Given problem >> Below are some records. Pull every line that contains the word "object".

Records for this exercise >>
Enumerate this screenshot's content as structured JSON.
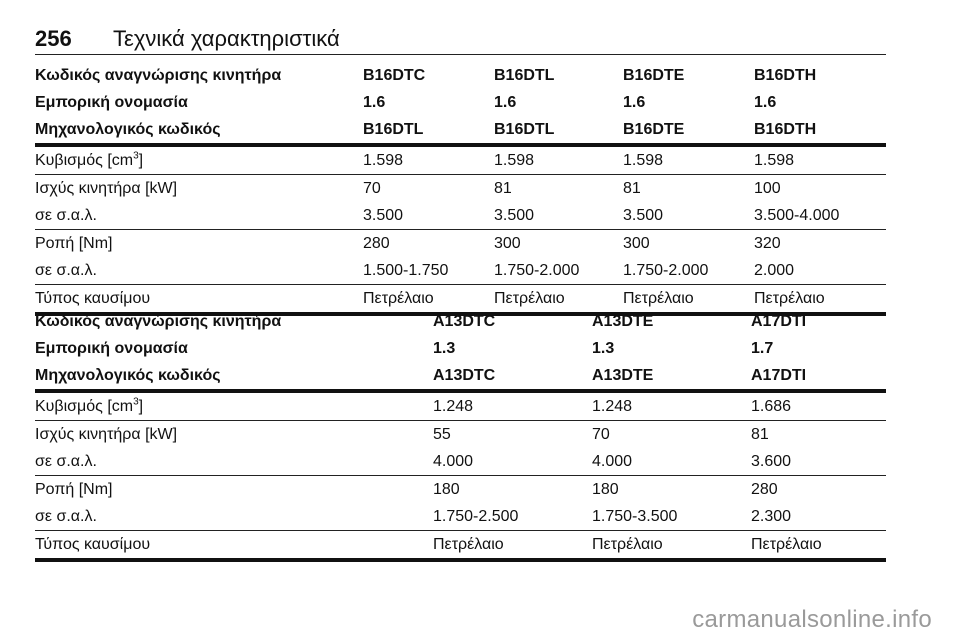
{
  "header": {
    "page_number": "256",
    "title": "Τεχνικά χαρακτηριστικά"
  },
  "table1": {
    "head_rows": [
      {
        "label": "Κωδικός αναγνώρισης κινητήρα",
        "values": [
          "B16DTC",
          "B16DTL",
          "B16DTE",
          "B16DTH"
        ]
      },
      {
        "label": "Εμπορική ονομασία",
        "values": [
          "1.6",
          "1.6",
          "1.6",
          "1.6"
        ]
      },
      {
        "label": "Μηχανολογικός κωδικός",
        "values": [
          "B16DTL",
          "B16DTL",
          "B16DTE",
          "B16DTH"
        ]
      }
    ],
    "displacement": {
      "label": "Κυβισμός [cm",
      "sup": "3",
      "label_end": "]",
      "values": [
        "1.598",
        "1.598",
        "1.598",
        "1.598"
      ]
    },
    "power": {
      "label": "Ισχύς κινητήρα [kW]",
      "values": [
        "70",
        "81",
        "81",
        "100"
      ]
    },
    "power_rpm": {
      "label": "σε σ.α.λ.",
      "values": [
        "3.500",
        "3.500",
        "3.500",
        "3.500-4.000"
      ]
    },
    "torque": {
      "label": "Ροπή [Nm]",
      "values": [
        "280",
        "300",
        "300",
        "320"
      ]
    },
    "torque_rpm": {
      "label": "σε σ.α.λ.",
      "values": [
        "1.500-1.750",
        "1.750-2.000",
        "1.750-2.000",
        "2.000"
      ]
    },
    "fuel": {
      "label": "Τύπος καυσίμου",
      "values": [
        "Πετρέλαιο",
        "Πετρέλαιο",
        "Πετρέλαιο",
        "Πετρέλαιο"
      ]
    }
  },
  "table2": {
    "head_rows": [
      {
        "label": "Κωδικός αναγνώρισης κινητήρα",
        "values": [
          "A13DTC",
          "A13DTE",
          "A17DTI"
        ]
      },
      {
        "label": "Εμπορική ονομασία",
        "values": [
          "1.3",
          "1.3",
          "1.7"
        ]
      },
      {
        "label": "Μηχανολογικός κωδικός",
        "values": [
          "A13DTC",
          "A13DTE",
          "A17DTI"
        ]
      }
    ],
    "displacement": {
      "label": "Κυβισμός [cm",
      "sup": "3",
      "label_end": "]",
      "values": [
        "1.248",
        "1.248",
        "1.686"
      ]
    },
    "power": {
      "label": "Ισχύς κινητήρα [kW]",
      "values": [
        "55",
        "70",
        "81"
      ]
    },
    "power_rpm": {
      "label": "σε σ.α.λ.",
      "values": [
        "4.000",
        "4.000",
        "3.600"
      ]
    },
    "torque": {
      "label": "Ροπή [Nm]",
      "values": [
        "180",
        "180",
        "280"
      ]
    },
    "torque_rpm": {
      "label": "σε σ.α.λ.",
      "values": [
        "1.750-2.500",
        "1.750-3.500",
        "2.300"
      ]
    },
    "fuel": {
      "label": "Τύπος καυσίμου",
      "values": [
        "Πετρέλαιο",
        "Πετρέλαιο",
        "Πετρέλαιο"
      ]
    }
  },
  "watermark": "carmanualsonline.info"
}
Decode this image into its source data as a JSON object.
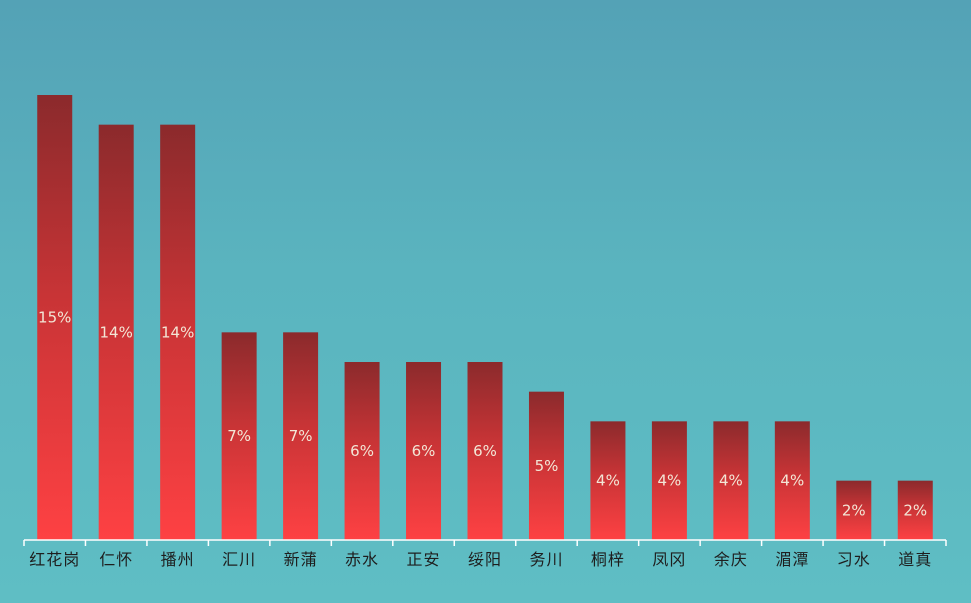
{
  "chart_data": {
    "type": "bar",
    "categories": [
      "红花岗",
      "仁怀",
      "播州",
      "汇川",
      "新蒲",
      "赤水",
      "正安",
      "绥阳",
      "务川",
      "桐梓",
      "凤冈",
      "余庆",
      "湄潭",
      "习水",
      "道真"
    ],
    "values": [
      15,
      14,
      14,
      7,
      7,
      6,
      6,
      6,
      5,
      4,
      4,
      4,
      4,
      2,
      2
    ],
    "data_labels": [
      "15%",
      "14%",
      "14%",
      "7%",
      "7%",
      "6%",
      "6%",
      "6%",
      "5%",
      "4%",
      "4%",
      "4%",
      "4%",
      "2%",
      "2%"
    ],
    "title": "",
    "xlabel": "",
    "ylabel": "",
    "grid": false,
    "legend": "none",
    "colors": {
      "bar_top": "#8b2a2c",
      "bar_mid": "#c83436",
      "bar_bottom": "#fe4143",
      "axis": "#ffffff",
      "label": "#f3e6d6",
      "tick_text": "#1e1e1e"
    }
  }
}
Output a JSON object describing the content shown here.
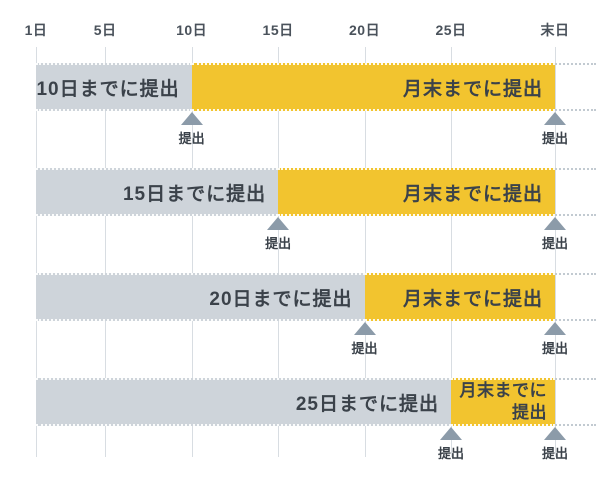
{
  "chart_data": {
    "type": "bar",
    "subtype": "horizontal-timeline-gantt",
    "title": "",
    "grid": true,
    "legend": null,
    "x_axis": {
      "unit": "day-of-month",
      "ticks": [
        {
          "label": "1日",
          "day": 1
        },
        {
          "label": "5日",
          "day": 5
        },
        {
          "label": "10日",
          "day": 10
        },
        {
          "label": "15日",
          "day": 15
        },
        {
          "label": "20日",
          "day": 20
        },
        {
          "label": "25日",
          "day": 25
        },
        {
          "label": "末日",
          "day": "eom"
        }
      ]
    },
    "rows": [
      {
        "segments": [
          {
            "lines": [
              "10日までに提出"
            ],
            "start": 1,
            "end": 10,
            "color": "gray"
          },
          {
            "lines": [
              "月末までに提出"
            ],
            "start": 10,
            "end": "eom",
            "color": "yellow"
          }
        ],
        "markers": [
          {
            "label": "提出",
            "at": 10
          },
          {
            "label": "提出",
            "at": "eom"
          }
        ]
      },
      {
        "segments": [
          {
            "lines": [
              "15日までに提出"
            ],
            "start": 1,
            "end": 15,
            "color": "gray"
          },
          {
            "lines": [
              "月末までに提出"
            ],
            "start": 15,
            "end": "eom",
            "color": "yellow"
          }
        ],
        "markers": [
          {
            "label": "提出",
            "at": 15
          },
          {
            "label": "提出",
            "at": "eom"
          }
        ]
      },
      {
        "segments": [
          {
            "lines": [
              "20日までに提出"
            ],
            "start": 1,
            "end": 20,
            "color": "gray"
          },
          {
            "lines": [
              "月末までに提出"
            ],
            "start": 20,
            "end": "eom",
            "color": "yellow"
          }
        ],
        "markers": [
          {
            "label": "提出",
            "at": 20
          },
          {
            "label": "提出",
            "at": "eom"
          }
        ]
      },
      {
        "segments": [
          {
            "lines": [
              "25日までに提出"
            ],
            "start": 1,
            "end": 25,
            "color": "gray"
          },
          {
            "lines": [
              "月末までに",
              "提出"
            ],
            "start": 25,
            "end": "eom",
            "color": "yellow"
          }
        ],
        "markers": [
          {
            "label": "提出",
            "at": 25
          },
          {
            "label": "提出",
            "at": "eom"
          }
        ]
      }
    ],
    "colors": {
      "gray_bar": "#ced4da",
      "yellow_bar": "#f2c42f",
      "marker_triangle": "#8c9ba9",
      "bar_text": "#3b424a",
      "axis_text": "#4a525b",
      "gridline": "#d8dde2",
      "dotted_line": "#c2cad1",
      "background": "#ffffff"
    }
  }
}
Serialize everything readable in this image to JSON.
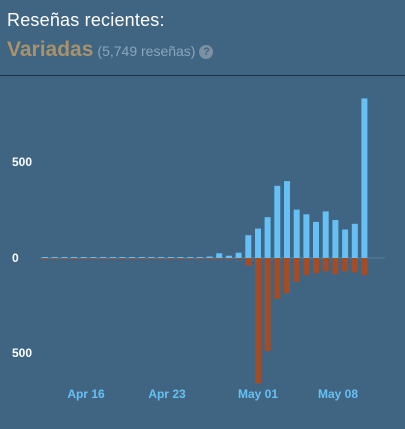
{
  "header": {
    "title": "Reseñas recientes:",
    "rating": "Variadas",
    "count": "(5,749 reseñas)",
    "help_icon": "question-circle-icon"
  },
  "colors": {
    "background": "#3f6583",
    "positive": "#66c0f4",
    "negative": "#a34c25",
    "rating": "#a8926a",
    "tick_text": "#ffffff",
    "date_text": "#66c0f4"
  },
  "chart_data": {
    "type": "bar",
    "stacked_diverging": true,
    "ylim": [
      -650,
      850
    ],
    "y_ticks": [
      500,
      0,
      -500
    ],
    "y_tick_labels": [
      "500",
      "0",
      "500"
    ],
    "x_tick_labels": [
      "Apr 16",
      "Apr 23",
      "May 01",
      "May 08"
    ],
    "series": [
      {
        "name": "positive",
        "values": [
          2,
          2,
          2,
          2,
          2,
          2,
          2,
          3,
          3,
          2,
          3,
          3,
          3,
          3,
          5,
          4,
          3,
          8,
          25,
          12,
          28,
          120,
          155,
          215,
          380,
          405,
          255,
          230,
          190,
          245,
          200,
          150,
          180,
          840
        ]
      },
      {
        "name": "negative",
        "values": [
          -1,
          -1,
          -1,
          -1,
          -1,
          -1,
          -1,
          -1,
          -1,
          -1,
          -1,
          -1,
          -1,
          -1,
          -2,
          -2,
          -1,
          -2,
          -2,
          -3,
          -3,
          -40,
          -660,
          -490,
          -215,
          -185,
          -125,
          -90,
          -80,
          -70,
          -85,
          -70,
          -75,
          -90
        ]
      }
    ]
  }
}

Final result >>
Decode this image into its source data as a JSON object.
Output a JSON object describing the content shown here.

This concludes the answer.